▶ Task goal
Omit the pictures, then write out every entry exactly as it reads.

▶ Material for the task
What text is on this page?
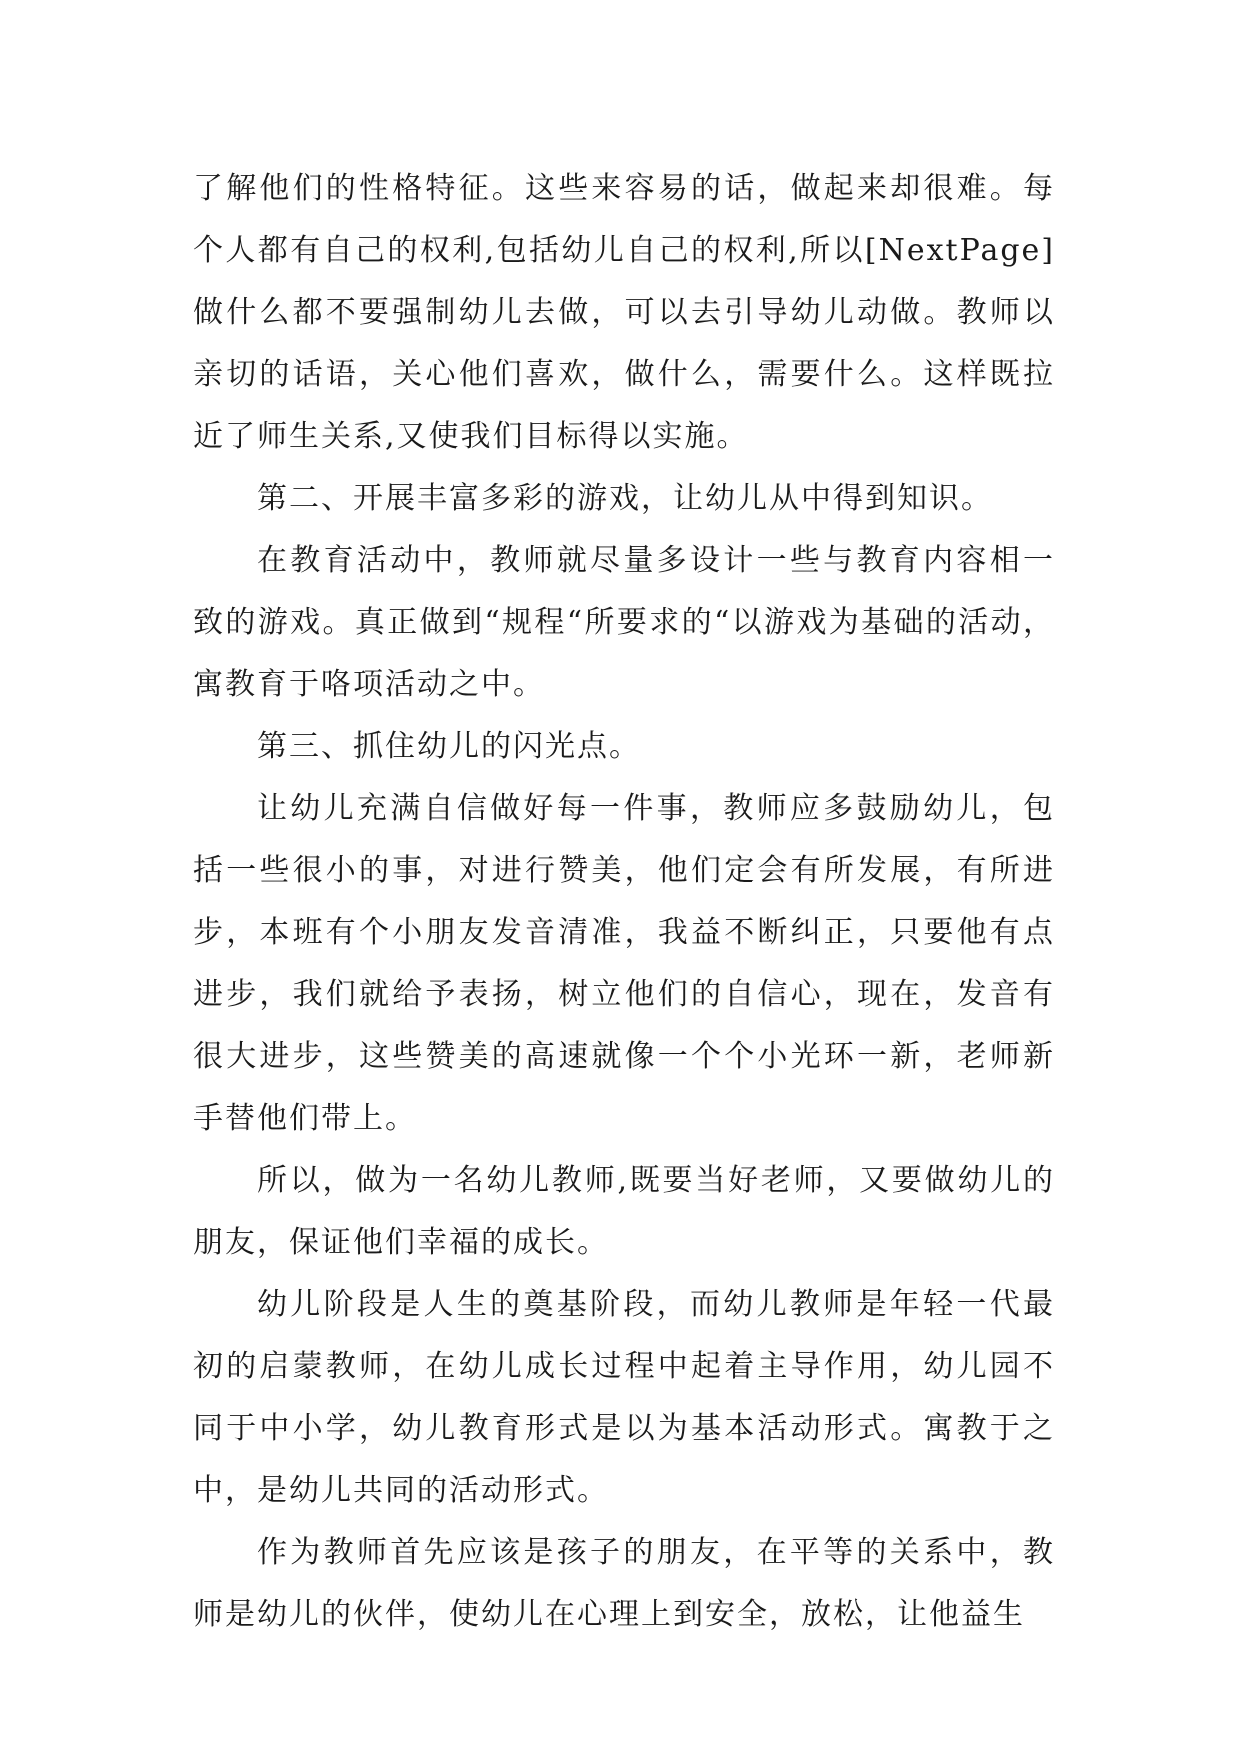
了解他们的性格特征。这些来容易的话，做起来却很难。每个人都有自己的权利,包括幼儿自己的权利,所以[NextPage]做什么都不要强制幼儿去做，可以去引导幼儿动做。教师以亲切的话语，关心他们喜欢，做什么，需要什么。这样既拉近了师生关系,又使我们目标得以实施。

第二、开展丰富多彩的游戏，让幼儿从中得到知识。

在教育活动中，教师就尽量多设计一些与教育内容相一致的游戏。真正做到“规程“所要求的“以游戏为基础的活动，寓教育于咯项活动之中。

第三、抓住幼儿的闪光点。

让幼儿充满自信做好每一件事，教师应多鼓励幼儿，包括一些很小的事，对进行赞美，他们定会有所发展，有所进步，本班有个小朋友发音清准，我益不断纠正，只要他有点进步，我们就给予表扬，树立他们的自信心，现在，发音有很大进步，这些赞美的高速就像一个个小光环一新，老师新手替他们带上。

所以，做为一名幼儿教师,既要当好老师，又要做幼儿的朋友，保证他们幸福的成长。

幼儿阶段是人生的奠基阶段，而幼儿教师是年轻一代最初的启蒙教师，在幼儿成长过程中起着主导作用，幼儿园不同于中小学，幼儿教育形式是以为基本活动形式。寓教于之中，是幼儿共同的活动形式。

作为教师首先应该是孩子的朋友，在平等的关系中，教师是幼儿的伙伴，使幼儿在心理上到安全，放松，让他益生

▶ Answer to the problem
What text is on this page?
了解他们的性格特征。这些来容易的话，做起来却很难。每个人都有自己的权利,包括幼儿自己的权利,所以[NextPage]做什么都不要强制幼儿去做，可以去引导幼儿动做。教师以亲切的话语，关心他们喜欢，做什么，需要什么。这样既拉近了师生关系,又使我们目标得以实施。

第二、开展丰富多彩的游戏，让幼儿从中得到知识。

在教育活动中，教师就尽量多设计一些与教育内容相一致的游戏。真正做到“规程“所要求的“以游戏为基础的活动，寓教育于咯项活动之中。

第三、抓住幼儿的闪光点。

让幼儿充满自信做好每一件事，教师应多鼓励幼儿，包括一些很小的事，对进行赞美，他们定会有所发展，有所进步，本班有个小朋友发音清准，我益不断纠正，只要他有点进步，我们就给予表扬，树立他们的自信心，现在，发音有很大进步，这些赞美的高速就像一个个小光环一新，老师新手替他们带上。

所以，做为一名幼儿教师,既要当好老师，又要做幼儿的朋友，保证他们幸福的成长。

幼儿阶段是人生的奠基阶段，而幼儿教师是年轻一代最初的启蒙教师，在幼儿成长过程中起着主导作用，幼儿园不同于中小学，幼儿教育形式是以为基本活动形式。寓教于之中，是幼儿共同的活动形式。

作为教师首先应该是孩子的朋友，在平等的关系中，教师是幼儿的伙伴，使幼儿在心理上到安全，放松，让他益生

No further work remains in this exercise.